● To do
Comb the records below for the string "อจากผ" and copy each line where it turns up.

Raw records:
--------

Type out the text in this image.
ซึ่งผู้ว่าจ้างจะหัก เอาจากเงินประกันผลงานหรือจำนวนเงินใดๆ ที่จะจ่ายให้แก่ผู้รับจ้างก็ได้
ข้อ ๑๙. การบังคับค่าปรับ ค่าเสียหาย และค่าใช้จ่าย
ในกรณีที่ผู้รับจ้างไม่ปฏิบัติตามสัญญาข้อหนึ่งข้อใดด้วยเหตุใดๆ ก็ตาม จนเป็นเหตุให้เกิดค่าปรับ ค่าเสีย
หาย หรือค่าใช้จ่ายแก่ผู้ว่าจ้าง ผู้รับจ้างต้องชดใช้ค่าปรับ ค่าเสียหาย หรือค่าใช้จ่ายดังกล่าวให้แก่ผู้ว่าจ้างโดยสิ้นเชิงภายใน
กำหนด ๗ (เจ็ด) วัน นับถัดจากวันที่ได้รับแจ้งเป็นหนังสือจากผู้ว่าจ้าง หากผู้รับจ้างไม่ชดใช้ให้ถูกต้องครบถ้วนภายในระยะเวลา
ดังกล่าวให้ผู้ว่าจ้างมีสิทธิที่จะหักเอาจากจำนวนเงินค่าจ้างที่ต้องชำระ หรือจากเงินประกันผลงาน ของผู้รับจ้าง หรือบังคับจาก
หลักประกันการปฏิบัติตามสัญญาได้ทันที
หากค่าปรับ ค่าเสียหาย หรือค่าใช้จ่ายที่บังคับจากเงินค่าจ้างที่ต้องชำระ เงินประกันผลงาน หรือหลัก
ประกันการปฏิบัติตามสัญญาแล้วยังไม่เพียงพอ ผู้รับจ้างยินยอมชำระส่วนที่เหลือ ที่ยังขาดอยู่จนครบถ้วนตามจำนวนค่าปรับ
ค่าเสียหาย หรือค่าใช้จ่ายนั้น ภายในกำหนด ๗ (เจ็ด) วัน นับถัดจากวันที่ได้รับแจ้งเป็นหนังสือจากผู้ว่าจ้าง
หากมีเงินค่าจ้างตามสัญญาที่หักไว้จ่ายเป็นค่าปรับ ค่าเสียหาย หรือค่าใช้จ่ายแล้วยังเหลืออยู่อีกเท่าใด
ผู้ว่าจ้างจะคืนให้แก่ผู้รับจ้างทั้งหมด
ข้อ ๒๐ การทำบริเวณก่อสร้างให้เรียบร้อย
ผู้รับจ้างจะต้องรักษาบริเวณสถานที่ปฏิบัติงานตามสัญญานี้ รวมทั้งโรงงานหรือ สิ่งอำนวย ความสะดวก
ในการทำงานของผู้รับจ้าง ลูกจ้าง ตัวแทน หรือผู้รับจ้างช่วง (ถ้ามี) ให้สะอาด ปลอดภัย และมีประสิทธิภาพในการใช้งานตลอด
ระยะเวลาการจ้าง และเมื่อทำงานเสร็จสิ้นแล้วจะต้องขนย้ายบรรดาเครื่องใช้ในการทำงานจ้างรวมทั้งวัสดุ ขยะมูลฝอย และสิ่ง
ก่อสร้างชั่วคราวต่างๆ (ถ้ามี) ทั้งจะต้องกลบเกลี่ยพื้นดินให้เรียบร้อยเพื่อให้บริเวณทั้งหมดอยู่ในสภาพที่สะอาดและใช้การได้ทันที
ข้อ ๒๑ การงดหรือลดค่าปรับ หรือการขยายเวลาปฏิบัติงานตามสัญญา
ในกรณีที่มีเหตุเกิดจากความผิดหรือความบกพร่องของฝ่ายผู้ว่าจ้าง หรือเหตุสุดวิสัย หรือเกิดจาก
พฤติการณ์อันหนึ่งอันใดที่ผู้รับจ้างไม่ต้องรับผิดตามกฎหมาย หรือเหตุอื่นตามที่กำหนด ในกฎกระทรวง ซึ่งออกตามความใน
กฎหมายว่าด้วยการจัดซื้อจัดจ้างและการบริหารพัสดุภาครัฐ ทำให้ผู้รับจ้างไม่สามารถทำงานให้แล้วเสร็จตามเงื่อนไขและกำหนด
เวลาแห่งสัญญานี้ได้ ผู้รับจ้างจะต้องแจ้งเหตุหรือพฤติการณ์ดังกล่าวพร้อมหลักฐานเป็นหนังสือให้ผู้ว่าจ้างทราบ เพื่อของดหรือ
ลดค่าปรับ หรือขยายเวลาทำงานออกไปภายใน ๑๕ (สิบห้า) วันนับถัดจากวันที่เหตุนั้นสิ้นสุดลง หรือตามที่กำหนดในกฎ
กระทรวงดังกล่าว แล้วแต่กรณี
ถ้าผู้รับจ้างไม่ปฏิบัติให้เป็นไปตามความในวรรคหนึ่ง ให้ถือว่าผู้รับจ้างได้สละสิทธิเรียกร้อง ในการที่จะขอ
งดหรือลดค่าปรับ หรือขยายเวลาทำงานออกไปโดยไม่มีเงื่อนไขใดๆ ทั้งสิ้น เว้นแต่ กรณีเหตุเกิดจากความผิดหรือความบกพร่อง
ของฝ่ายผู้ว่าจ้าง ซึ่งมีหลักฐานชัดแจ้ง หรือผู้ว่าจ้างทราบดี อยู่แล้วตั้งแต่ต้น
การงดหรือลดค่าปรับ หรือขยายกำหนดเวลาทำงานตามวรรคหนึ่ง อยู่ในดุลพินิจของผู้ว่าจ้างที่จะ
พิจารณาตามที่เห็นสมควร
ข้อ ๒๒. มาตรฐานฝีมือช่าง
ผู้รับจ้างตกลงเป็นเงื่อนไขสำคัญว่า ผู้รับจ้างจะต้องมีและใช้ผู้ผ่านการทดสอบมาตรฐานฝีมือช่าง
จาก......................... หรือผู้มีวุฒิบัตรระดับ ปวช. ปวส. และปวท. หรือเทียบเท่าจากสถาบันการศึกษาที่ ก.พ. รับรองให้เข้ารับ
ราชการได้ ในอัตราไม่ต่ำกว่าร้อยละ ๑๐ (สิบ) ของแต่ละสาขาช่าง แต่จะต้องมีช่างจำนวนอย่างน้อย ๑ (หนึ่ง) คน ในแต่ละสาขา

--------

● Result below
กำหนด ๗ (เจ็ด) วัน นับถัดจากวันที่ได้รับแจ้งเป็นหนังสือจากผู้ว่าจ้าง หากผู้รับจ้างไม่ชดใช้ให้ถูกต้องครบถ้วนภายในระยะเวลา
ค่าเสียหาย หรือค่าใช้จ่ายนั้น ภายในกำหนด ๗ (เจ็ด) วัน นับถัดจากวันที่ได้รับแจ้งเป็นหนังสือจากผู้ว่าจ้าง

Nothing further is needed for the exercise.